- [Requirement]
Write out everything from the start of the records down to and including the line that contains "instagram-icon[interactable] bbox=[756, 29, 769, 41]", copying each line unchanged.

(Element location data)
--- begin ---
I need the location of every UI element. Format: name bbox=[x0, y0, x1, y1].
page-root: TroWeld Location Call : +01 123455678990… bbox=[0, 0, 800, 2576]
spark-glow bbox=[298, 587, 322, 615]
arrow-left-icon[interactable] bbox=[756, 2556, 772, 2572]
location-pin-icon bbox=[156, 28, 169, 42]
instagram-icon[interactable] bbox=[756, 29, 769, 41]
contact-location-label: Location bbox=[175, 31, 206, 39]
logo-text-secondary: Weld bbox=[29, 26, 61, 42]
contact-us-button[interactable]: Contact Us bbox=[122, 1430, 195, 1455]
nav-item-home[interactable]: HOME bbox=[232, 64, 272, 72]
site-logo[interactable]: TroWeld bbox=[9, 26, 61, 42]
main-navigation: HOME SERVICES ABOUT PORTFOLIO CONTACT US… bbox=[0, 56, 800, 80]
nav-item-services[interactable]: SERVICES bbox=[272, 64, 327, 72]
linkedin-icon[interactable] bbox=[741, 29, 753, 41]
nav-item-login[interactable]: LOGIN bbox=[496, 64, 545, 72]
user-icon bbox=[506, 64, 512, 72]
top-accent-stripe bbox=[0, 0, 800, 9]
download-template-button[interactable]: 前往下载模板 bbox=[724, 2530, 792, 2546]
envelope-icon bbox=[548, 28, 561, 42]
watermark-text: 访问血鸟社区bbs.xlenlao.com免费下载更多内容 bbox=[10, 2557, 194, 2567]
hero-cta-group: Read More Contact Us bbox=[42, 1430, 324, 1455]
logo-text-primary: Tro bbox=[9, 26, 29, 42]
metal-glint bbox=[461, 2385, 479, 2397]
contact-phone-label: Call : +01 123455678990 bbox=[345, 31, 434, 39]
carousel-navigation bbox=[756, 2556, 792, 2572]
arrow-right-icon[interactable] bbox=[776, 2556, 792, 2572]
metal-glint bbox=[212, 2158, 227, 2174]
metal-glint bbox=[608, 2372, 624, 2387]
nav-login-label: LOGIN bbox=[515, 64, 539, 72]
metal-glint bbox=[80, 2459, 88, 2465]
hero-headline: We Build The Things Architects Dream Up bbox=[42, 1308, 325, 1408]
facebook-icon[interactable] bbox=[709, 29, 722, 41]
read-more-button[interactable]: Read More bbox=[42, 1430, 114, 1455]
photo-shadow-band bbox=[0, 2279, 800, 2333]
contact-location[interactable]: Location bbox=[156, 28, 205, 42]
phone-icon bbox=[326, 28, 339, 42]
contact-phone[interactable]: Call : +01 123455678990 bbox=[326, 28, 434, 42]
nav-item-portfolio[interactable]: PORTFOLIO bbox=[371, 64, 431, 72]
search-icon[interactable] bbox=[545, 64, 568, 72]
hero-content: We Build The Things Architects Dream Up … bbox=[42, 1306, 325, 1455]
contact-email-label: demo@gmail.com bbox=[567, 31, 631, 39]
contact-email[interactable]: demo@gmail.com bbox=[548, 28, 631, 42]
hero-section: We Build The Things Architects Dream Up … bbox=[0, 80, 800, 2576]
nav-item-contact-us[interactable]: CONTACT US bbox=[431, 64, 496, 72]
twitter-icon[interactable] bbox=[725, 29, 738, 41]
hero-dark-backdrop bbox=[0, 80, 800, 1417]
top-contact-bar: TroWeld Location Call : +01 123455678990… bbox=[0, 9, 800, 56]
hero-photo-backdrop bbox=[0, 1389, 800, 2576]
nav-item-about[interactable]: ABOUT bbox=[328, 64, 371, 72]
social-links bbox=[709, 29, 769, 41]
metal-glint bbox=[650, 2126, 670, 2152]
--- end ---
- [Answer to this problem]
I need the location of every UI element. Format: name bbox=[x0, y0, x1, y1].
page-root: TroWeld Location Call : +01 123455678990… bbox=[0, 0, 800, 2576]
spark-glow bbox=[298, 587, 322, 615]
arrow-left-icon[interactable] bbox=[756, 2556, 772, 2572]
location-pin-icon bbox=[156, 28, 169, 42]
instagram-icon[interactable] bbox=[756, 29, 769, 41]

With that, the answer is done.